--- begin The records ---
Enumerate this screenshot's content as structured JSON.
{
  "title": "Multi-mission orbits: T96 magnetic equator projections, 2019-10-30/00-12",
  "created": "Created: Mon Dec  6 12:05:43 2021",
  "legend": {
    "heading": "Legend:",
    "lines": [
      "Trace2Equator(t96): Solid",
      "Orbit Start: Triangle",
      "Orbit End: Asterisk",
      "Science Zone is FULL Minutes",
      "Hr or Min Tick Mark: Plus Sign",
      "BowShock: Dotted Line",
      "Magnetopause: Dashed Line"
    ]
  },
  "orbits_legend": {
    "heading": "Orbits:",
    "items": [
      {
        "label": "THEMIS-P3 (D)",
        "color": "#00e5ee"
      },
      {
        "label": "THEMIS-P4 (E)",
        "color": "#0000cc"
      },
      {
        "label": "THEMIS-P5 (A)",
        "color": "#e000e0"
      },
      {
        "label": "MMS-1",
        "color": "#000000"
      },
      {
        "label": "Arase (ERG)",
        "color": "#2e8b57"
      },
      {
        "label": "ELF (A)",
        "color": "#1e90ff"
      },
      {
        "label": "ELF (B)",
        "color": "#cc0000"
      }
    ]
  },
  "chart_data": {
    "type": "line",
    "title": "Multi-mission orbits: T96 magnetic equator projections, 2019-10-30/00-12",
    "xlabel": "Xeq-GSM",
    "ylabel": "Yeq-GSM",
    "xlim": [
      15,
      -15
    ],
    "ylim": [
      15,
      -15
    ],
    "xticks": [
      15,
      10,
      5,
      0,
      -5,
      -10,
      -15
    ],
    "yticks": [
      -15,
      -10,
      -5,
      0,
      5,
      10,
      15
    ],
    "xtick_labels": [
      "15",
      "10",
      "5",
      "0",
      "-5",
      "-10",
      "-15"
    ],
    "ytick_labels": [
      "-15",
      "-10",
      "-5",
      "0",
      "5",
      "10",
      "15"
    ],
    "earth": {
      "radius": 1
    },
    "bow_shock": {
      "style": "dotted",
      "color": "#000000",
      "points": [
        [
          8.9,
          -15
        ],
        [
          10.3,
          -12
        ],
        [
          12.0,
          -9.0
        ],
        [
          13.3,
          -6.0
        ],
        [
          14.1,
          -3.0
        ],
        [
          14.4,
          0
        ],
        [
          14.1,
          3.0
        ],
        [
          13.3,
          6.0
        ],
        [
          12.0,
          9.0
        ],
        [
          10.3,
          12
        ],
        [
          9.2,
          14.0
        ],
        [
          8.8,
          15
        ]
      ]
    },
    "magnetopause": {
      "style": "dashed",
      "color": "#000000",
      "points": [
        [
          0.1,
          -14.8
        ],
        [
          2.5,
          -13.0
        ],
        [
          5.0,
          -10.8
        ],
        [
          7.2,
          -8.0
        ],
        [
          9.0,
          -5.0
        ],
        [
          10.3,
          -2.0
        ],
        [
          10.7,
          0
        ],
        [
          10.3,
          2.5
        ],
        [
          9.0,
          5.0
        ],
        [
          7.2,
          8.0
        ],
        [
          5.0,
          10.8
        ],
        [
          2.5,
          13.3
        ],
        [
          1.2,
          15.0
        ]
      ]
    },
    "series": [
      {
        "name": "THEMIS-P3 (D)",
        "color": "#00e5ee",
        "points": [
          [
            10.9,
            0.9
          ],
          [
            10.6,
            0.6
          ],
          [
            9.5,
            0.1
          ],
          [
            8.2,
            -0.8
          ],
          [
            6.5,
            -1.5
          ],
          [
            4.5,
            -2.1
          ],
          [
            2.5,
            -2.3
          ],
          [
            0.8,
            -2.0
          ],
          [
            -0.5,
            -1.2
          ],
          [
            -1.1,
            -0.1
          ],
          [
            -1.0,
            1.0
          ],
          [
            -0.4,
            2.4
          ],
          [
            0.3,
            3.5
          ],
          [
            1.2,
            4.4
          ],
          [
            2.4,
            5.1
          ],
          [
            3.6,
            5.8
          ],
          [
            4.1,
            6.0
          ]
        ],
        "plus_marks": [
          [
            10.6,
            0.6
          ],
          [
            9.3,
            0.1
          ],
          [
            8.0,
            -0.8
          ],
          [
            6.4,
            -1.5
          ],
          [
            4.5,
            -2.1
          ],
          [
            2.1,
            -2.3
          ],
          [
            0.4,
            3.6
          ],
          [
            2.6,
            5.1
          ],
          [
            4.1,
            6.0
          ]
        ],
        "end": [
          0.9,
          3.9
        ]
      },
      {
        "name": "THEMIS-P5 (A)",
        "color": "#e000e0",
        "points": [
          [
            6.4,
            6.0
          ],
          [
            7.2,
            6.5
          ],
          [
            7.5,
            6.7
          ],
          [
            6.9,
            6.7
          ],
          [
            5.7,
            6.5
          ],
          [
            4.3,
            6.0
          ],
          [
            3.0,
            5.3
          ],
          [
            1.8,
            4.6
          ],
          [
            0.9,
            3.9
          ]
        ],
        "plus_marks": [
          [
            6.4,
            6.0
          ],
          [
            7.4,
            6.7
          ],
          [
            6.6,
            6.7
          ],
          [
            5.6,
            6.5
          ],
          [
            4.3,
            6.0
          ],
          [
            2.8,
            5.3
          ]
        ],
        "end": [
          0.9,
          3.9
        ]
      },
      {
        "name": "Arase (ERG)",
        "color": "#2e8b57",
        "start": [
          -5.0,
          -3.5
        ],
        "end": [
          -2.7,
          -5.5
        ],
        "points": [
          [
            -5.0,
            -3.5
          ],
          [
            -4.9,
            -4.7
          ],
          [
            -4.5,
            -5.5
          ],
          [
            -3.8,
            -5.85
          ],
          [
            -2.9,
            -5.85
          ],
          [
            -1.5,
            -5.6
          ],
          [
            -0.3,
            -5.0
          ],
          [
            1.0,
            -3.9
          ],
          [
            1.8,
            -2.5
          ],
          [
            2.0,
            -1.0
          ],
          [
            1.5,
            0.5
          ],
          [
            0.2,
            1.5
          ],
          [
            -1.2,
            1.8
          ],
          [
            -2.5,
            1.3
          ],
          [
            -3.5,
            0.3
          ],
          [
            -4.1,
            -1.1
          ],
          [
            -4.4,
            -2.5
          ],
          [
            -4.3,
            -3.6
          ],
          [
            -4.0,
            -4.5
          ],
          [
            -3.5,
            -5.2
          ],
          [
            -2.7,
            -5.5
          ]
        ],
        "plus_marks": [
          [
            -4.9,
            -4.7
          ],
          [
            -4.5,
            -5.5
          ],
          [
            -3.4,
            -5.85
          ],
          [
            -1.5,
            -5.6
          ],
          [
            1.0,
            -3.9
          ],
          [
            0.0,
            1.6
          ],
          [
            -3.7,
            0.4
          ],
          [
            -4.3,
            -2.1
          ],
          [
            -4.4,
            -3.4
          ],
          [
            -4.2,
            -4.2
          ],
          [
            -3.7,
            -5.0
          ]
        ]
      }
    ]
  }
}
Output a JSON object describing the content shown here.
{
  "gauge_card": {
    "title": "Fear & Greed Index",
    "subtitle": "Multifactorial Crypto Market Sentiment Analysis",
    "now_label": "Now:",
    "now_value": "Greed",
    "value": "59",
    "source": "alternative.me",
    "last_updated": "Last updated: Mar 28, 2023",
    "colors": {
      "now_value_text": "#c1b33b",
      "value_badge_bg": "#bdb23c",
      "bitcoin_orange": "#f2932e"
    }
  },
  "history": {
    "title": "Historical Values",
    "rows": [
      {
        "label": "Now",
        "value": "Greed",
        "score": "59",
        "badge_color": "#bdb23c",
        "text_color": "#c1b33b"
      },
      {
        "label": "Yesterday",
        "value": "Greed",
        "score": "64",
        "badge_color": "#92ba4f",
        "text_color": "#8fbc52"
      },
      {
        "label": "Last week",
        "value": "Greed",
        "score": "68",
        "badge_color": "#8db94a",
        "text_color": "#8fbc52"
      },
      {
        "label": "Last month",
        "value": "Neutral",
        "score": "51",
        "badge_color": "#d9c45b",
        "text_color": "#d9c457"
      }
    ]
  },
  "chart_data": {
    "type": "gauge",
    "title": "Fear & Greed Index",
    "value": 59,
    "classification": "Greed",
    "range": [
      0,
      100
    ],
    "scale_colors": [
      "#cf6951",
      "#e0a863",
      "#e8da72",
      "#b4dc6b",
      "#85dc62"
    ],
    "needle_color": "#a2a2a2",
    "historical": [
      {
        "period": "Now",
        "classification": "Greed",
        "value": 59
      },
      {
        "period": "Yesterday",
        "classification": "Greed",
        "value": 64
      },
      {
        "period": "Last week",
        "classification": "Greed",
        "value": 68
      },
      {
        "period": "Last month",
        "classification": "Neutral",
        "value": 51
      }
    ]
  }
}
--- end The records ---
Task brief: Report how many lines in the listing above include the word "name". Give nothing but the number.

Answer for this exercise: 3